Work required:
In the entries that follow, how many lines contain the word "Atferd"? Answer with the number only.

Excerpts from a figure dataset
----

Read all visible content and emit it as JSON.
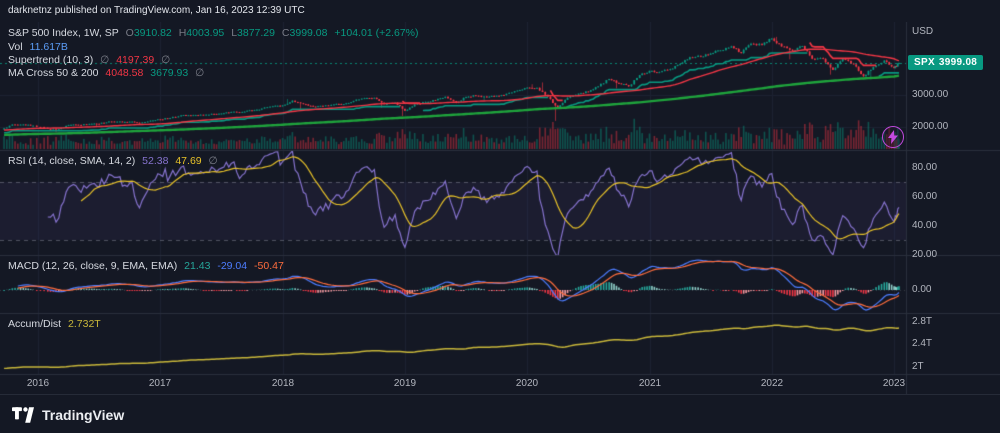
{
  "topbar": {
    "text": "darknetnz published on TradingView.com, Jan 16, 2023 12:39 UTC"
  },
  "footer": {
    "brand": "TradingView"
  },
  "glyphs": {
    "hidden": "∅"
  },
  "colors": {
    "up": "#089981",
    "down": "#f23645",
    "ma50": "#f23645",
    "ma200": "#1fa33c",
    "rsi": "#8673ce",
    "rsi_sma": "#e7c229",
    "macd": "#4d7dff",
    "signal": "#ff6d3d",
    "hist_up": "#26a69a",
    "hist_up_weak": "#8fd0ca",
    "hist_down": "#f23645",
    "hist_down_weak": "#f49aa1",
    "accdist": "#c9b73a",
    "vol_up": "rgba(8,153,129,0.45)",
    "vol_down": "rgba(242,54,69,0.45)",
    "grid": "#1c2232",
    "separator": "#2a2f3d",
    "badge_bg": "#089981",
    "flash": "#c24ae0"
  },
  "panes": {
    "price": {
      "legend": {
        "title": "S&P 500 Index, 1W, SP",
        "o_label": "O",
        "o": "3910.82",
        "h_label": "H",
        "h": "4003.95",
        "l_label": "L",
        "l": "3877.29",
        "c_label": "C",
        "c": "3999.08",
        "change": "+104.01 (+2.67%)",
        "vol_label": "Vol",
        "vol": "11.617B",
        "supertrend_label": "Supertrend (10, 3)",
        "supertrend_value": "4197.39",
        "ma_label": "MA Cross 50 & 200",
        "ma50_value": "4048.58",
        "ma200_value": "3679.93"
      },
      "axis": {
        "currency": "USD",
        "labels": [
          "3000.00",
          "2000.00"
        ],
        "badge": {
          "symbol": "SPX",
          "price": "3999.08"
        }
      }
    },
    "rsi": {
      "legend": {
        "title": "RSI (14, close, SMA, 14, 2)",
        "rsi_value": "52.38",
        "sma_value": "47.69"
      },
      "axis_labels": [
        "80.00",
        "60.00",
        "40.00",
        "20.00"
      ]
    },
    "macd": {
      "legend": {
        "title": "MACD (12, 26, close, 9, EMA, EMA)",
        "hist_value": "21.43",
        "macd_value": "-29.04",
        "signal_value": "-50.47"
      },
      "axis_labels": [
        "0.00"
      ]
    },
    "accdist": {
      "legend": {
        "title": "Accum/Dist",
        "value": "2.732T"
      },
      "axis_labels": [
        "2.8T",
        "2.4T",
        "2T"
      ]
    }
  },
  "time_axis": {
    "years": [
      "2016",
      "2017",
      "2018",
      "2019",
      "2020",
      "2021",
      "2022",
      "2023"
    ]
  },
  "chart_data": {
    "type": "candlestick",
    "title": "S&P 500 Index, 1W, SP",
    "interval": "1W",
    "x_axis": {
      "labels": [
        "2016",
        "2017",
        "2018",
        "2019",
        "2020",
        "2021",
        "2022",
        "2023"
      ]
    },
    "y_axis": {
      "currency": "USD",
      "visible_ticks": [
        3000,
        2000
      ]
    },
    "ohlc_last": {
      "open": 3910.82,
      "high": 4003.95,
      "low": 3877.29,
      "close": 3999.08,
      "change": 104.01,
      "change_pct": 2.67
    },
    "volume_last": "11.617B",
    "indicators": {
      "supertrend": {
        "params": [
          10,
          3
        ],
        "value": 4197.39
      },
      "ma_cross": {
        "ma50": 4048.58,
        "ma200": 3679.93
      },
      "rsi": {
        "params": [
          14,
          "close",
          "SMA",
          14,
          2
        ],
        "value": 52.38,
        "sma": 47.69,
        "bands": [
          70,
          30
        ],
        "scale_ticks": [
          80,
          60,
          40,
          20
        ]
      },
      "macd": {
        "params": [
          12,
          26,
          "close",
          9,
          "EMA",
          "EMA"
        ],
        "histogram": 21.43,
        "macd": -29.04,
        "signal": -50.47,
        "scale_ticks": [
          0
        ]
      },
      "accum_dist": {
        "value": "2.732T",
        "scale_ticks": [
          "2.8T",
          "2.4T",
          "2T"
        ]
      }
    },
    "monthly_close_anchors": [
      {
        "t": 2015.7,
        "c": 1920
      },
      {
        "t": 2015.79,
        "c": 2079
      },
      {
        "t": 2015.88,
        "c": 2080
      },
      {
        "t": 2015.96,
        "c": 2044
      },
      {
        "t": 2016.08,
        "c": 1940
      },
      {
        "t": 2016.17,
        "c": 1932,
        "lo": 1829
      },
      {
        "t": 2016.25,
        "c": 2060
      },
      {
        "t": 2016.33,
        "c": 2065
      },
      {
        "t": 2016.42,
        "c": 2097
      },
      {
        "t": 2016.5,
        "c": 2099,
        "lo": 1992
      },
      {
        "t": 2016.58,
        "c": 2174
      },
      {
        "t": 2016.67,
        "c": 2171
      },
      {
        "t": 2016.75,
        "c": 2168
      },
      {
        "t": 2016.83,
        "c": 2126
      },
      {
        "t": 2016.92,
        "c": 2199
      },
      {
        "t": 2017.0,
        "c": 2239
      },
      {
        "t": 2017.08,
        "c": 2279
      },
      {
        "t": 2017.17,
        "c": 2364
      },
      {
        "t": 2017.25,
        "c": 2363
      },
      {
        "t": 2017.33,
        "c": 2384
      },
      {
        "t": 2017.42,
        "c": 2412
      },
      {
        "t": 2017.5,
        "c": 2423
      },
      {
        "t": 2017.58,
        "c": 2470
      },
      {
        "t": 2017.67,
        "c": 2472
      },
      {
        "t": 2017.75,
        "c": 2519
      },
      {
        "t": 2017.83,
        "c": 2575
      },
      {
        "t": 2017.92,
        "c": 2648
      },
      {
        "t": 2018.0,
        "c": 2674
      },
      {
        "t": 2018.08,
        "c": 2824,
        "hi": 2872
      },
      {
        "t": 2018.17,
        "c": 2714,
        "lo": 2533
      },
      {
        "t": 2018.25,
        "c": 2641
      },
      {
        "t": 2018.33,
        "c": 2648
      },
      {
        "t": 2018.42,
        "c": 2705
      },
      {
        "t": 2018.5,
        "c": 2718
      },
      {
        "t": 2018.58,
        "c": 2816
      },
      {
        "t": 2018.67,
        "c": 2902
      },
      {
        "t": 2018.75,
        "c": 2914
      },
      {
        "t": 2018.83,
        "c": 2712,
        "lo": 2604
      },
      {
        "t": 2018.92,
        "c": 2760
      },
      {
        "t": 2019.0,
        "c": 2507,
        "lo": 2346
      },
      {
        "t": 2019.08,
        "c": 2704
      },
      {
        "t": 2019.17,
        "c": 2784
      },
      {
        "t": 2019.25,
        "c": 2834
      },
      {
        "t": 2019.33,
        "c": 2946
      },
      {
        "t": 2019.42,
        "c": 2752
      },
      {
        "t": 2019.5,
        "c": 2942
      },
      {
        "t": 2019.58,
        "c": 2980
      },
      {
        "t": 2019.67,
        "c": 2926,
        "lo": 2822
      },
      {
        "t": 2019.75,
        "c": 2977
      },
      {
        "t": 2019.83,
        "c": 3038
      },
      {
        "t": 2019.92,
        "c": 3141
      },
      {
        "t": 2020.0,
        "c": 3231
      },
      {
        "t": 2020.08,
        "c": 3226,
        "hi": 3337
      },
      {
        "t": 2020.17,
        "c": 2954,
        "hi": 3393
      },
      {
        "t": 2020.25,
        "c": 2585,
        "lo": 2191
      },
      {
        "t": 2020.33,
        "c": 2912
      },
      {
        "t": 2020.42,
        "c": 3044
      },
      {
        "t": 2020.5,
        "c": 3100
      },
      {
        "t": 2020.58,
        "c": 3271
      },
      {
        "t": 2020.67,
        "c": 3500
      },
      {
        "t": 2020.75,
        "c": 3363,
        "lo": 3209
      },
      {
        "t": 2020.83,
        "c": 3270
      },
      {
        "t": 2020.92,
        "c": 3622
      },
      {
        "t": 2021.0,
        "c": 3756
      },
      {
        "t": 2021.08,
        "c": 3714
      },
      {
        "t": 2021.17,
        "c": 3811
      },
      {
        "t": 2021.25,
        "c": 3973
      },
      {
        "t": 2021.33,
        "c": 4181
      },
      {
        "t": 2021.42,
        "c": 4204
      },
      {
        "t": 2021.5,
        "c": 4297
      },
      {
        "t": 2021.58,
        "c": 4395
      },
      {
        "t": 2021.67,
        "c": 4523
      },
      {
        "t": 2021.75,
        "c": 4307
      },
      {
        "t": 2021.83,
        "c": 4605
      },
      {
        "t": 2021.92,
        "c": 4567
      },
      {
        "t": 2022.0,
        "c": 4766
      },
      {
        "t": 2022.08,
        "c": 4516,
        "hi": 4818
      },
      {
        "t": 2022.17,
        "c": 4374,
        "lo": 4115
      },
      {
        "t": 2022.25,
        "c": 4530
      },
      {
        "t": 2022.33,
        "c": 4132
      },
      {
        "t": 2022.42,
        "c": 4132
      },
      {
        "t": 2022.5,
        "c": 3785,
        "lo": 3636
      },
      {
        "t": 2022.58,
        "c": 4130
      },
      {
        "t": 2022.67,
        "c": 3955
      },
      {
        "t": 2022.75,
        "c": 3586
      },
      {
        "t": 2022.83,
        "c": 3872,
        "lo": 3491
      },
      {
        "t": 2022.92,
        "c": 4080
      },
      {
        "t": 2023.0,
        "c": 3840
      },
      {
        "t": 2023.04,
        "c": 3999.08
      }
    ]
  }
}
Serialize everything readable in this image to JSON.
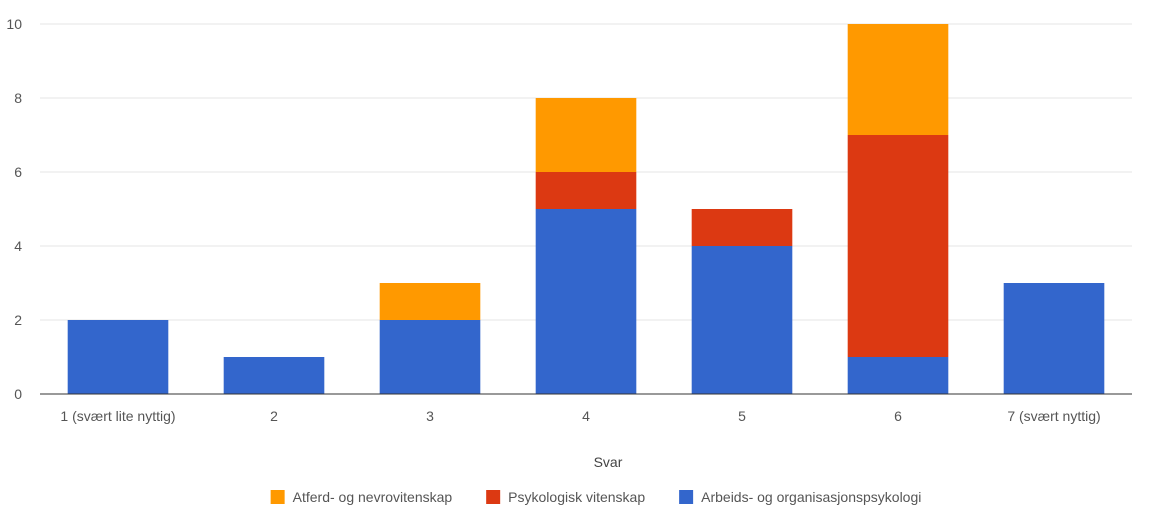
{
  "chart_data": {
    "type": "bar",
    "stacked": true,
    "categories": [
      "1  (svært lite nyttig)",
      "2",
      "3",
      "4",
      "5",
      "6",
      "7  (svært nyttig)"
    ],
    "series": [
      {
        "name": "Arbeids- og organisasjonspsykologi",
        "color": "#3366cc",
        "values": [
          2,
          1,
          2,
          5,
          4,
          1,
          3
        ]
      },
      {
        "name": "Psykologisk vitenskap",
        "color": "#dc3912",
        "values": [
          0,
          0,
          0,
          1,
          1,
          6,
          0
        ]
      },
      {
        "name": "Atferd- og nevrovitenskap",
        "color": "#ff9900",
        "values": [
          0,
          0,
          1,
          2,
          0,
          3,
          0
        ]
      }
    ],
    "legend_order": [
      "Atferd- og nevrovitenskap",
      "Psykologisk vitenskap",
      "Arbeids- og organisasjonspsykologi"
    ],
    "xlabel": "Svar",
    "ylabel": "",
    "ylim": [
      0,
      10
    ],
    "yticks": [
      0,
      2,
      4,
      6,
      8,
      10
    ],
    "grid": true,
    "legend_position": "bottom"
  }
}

----

Output below:
2